Stated problem: Determine how many lines contain the string "ratio". Respond with that number and nothing more.

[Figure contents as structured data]

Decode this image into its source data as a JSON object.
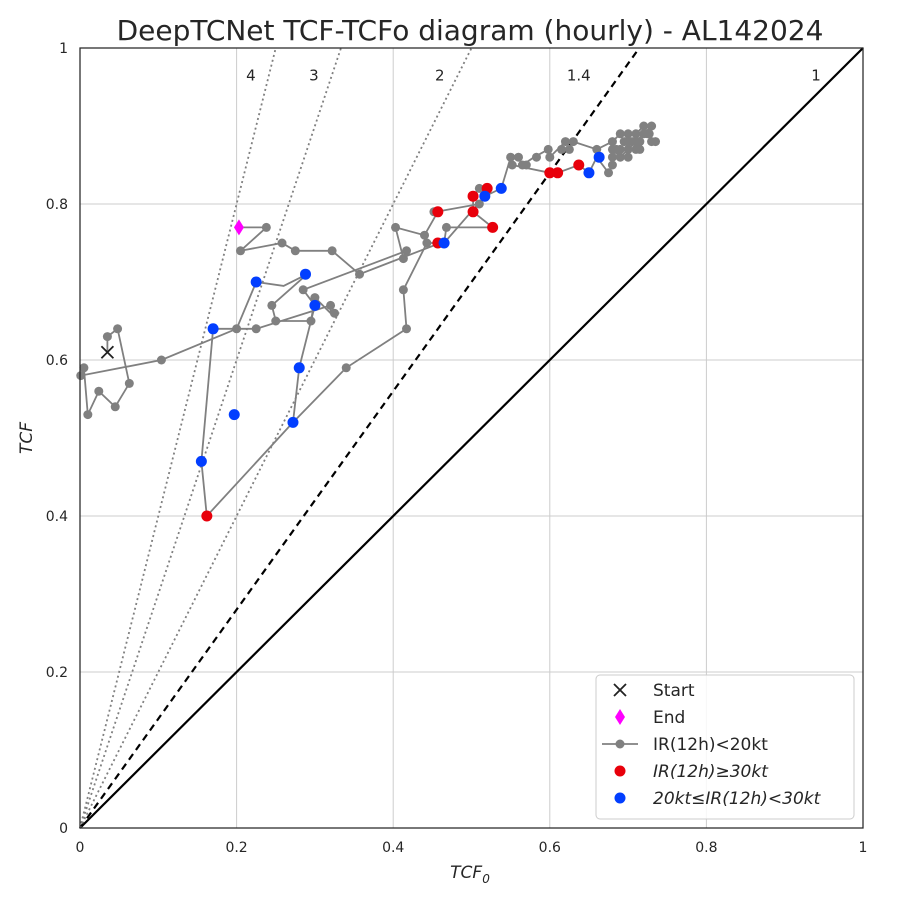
{
  "chart_data": {
    "type": "line",
    "title": "DeepTCNet TCF-TCFo diagram (hourly) - AL142024",
    "xlabel_main": "TCF",
    "xlabel_sub": "0",
    "ylabel": "TCF",
    "xlim": [
      0,
      1
    ],
    "ylim": [
      0,
      1
    ],
    "xticks": [
      "0",
      "0.2",
      "0.4",
      "0.6",
      "0.8",
      "1"
    ],
    "yticks": [
      "0",
      "0.2",
      "0.4",
      "0.6",
      "0.8",
      "1"
    ],
    "xtick_values": [
      0,
      0.2,
      0.4,
      0.6,
      0.8,
      1
    ],
    "ytick_values": [
      0,
      0.2,
      0.4,
      0.6,
      0.8,
      1
    ],
    "grid": true,
    "legend_position": "lower-right",
    "reference_lines": [
      {
        "ratio": 1,
        "label": "1",
        "style": "solid"
      },
      {
        "ratio": 1.4,
        "label": "1.4",
        "style": "dashed"
      },
      {
        "ratio": 2,
        "label": "2",
        "style": "dotted"
      },
      {
        "ratio": 3,
        "label": "3",
        "style": "dotted"
      },
      {
        "ratio": 4,
        "label": "4",
        "style": "dotted"
      }
    ],
    "legend": [
      {
        "label": "Start",
        "marker": "x",
        "color": "#222222"
      },
      {
        "label": "End",
        "marker": "diamond",
        "color": "#ff00ff"
      },
      {
        "label": "IR(12h)<20kt",
        "marker": "line-dot",
        "color": "#808080"
      },
      {
        "label": "IR(12h)≥30kt",
        "marker": "dot",
        "color": "#e8000b",
        "italic": true
      },
      {
        "label": "20kt≤IR(12h)<30kt",
        "marker": "dot",
        "color": "#023eff",
        "italic": true
      }
    ],
    "colors": {
      "track": "#808080",
      "high": "#e8000b",
      "mid": "#023eff",
      "end": "#ff00ff",
      "start": "#222222"
    },
    "start": [
      0.035,
      0.61
    ],
    "end": [
      0.203,
      0.77
    ],
    "track": [
      [
        0.035,
        0.61
      ],
      [
        0.035,
        0.63
      ],
      [
        0.048,
        0.64
      ],
      [
        0.063,
        0.57
      ],
      [
        0.045,
        0.54
      ],
      [
        0.024,
        0.56
      ],
      [
        0.01,
        0.53
      ],
      [
        0.005,
        0.59
      ],
      [
        0.001,
        0.58
      ],
      [
        0.104,
        0.6
      ],
      [
        0.2,
        0.64
      ],
      [
        0.17,
        0.64
      ],
      [
        0.21,
        0.64
      ],
      [
        0.225,
        0.64
      ],
      [
        0.32,
        0.67
      ],
      [
        0.32,
        0.66
      ],
      [
        0.3,
        0.68
      ],
      [
        0.295,
        0.65
      ],
      [
        0.25,
        0.65
      ],
      [
        0.245,
        0.67
      ],
      [
        0.29,
        0.71
      ],
      [
        0.26,
        0.695
      ],
      [
        0.225,
        0.7
      ],
      [
        0.2,
        0.64
      ],
      [
        0.17,
        0.64
      ],
      [
        0.155,
        0.47
      ],
      [
        0.162,
        0.4
      ],
      [
        0.272,
        0.52
      ],
      [
        0.28,
        0.59
      ],
      [
        0.3,
        0.67
      ],
      [
        0.285,
        0.69
      ],
      [
        0.417,
        0.74
      ],
      [
        0.413,
        0.73
      ],
      [
        0.403,
        0.77
      ],
      [
        0.44,
        0.76
      ],
      [
        0.457,
        0.79
      ],
      [
        0.455,
        0.79
      ],
      [
        0.51,
        0.8
      ],
      [
        0.52,
        0.82
      ],
      [
        0.51,
        0.82
      ],
      [
        0.502,
        0.81
      ],
      [
        0.502,
        0.79
      ],
      [
        0.527,
        0.77
      ],
      [
        0.468,
        0.77
      ],
      [
        0.465,
        0.75
      ],
      [
        0.443,
        0.75
      ],
      [
        0.413,
        0.69
      ],
      [
        0.417,
        0.64
      ],
      [
        0.34,
        0.59
      ],
      [
        0.272,
        0.52
      ]
    ],
    "track2": [
      [
        0.203,
        0.77
      ],
      [
        0.238,
        0.77
      ],
      [
        0.205,
        0.74
      ],
      [
        0.258,
        0.75
      ],
      [
        0.275,
        0.74
      ],
      [
        0.322,
        0.74
      ],
      [
        0.357,
        0.71
      ],
      [
        0.46,
        0.75
      ],
      [
        0.465,
        0.75
      ],
      [
        0.517,
        0.81
      ],
      [
        0.538,
        0.82
      ],
      [
        0.55,
        0.86
      ],
      [
        0.56,
        0.86
      ],
      [
        0.565,
        0.85
      ],
      [
        0.58,
        0.86
      ],
      [
        0.598,
        0.87
      ],
      [
        0.6,
        0.86
      ],
      [
        0.61,
        0.87
      ],
      [
        0.62,
        0.88
      ],
      [
        0.63,
        0.88
      ],
      [
        0.66,
        0.87
      ],
      [
        0.68,
        0.88
      ],
      [
        0.69,
        0.89
      ],
      [
        0.7,
        0.89
      ],
      [
        0.71,
        0.89
      ],
      [
        0.72,
        0.9
      ],
      [
        0.73,
        0.9
      ],
      [
        0.72,
        0.89
      ],
      [
        0.71,
        0.88
      ],
      [
        0.7,
        0.87
      ],
      [
        0.69,
        0.86
      ],
      [
        0.68,
        0.87
      ],
      [
        0.68,
        0.85
      ],
      [
        0.675,
        0.84
      ],
      [
        0.66,
        0.86
      ],
      [
        0.65,
        0.84
      ],
      [
        0.637,
        0.85
      ],
      [
        0.61,
        0.84
      ],
      [
        0.6,
        0.84
      ],
      [
        0.552,
        0.85
      ],
      [
        0.55,
        0.86
      ]
    ],
    "gray_points": [
      [
        0.035,
        0.63
      ],
      [
        0.048,
        0.64
      ],
      [
        0.063,
        0.57
      ],
      [
        0.045,
        0.54
      ],
      [
        0.024,
        0.56
      ],
      [
        0.01,
        0.53
      ],
      [
        0.005,
        0.59
      ],
      [
        0.001,
        0.58
      ],
      [
        0.104,
        0.6
      ],
      [
        0.2,
        0.64
      ],
      [
        0.225,
        0.64
      ],
      [
        0.32,
        0.67
      ],
      [
        0.325,
        0.66
      ],
      [
        0.3,
        0.68
      ],
      [
        0.295,
        0.65
      ],
      [
        0.25,
        0.65
      ],
      [
        0.245,
        0.67
      ],
      [
        0.285,
        0.69
      ],
      [
        0.417,
        0.74
      ],
      [
        0.413,
        0.73
      ],
      [
        0.403,
        0.77
      ],
      [
        0.44,
        0.76
      ],
      [
        0.443,
        0.75
      ],
      [
        0.413,
        0.69
      ],
      [
        0.417,
        0.64
      ],
      [
        0.34,
        0.59
      ],
      [
        0.238,
        0.77
      ],
      [
        0.205,
        0.74
      ],
      [
        0.258,
        0.75
      ],
      [
        0.275,
        0.74
      ],
      [
        0.322,
        0.74
      ],
      [
        0.357,
        0.71
      ],
      [
        0.468,
        0.77
      ],
      [
        0.452,
        0.79
      ],
      [
        0.51,
        0.8
      ],
      [
        0.51,
        0.82
      ],
      [
        0.55,
        0.86
      ],
      [
        0.56,
        0.86
      ],
      [
        0.565,
        0.85
      ],
      [
        0.583,
        0.86
      ],
      [
        0.598,
        0.87
      ],
      [
        0.6,
        0.86
      ],
      [
        0.615,
        0.87
      ],
      [
        0.62,
        0.88
      ],
      [
        0.625,
        0.87
      ],
      [
        0.63,
        0.88
      ],
      [
        0.66,
        0.87
      ],
      [
        0.68,
        0.88
      ],
      [
        0.685,
        0.87
      ],
      [
        0.69,
        0.89
      ],
      [
        0.695,
        0.88
      ],
      [
        0.7,
        0.89
      ],
      [
        0.705,
        0.88
      ],
      [
        0.71,
        0.89
      ],
      [
        0.715,
        0.88
      ],
      [
        0.72,
        0.9
      ],
      [
        0.725,
        0.89
      ],
      [
        0.73,
        0.9
      ],
      [
        0.73,
        0.88
      ],
      [
        0.72,
        0.89
      ],
      [
        0.71,
        0.88
      ],
      [
        0.7,
        0.87
      ],
      [
        0.715,
        0.87
      ],
      [
        0.69,
        0.86
      ],
      [
        0.68,
        0.87
      ],
      [
        0.68,
        0.86
      ],
      [
        0.7,
        0.86
      ],
      [
        0.69,
        0.87
      ],
      [
        0.675,
        0.84
      ],
      [
        0.68,
        0.85
      ],
      [
        0.7,
        0.88
      ],
      [
        0.727,
        0.89
      ],
      [
        0.735,
        0.88
      ],
      [
        0.71,
        0.87
      ],
      [
        0.552,
        0.85
      ],
      [
        0.57,
        0.85
      ]
    ],
    "red_points": [
      [
        0.162,
        0.4
      ],
      [
        0.457,
        0.75
      ],
      [
        0.457,
        0.79
      ],
      [
        0.502,
        0.81
      ],
      [
        0.52,
        0.82
      ],
      [
        0.502,
        0.79
      ],
      [
        0.527,
        0.77
      ],
      [
        0.6,
        0.84
      ],
      [
        0.61,
        0.84
      ],
      [
        0.637,
        0.85
      ]
    ],
    "blue_points": [
      [
        0.155,
        0.47
      ],
      [
        0.197,
        0.53
      ],
      [
        0.272,
        0.52
      ],
      [
        0.28,
        0.59
      ],
      [
        0.17,
        0.64
      ],
      [
        0.225,
        0.7
      ],
      [
        0.288,
        0.71
      ],
      [
        0.3,
        0.67
      ],
      [
        0.465,
        0.75
      ],
      [
        0.517,
        0.81
      ],
      [
        0.538,
        0.82
      ],
      [
        0.65,
        0.84
      ],
      [
        0.663,
        0.86
      ]
    ]
  }
}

Worked solution: 5